_THE PROBLEM_: Which lines contain the word "Miroirs"? Return each of them as written.

:: DATA PROVIDED ::

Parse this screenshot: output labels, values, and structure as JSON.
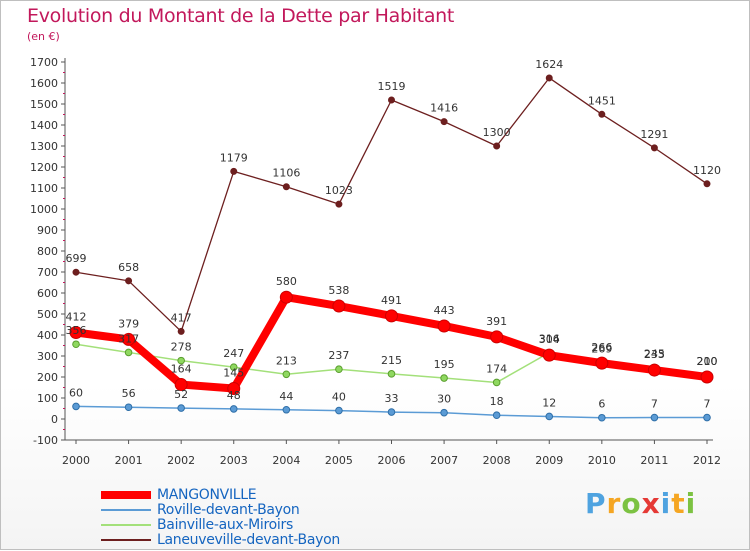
{
  "chart_data": {
    "type": "line",
    "title": "Evolution du Montant de la Dette par Habitant",
    "subtitle": "(en €)",
    "categories": [
      "2000",
      "2001",
      "2002",
      "2003",
      "2004",
      "2005",
      "2006",
      "2007",
      "2008",
      "2009",
      "2010",
      "2011",
      "2012"
    ],
    "ylim": [
      -100,
      1700
    ],
    "yticks": [
      -100,
      0,
      100,
      200,
      300,
      400,
      500,
      600,
      700,
      800,
      900,
      1000,
      1100,
      1200,
      1300,
      1400,
      1500,
      1600,
      1700
    ],
    "grid": false,
    "legend_position": "bottom-left",
    "series": [
      {
        "name": "Laneuveville-devant-Bayon",
        "color": "#6d1f1f",
        "values": [
          699,
          658,
          417,
          1179,
          1106,
          1023,
          1519,
          1416,
          1300,
          1624,
          1451,
          1291,
          1120
        ]
      },
      {
        "name": "Bainville-aux-Miroirs",
        "color": "#a3e07a",
        "values": [
          356,
          317,
          278,
          247,
          213,
          237,
          215,
          195,
          174,
          316,
          269,
          245,
          210
        ]
      },
      {
        "name": "Roville-devant-Bayon",
        "color": "#5b9bd5",
        "values": [
          60,
          56,
          52,
          48,
          44,
          40,
          33,
          30,
          18,
          12,
          6,
          7,
          7
        ]
      },
      {
        "name": "MANGONVILLE",
        "color": "#ff0000",
        "values": [
          412,
          379,
          164,
          145,
          580,
          538,
          491,
          443,
          391,
          304,
          266,
          233,
          200
        ]
      }
    ],
    "legend": [
      "MANGONVILLE",
      "Roville-devant-Bayon",
      "Bainville-aux-Miroirs",
      "Laneuveville-devant-Bayon"
    ]
  },
  "logo_text": {
    "p": "P",
    "r": "r",
    "o": "o",
    "x": "x",
    "i": "i",
    "t": "t",
    "i2": "i"
  },
  "colors": {
    "title": "#c2185b",
    "legend_text": "#1565c0"
  }
}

:::

_CORRECT RESPONSE_:
        "name": "Bainville-aux-Miroirs",
      "Bainville-aux-Miroirs",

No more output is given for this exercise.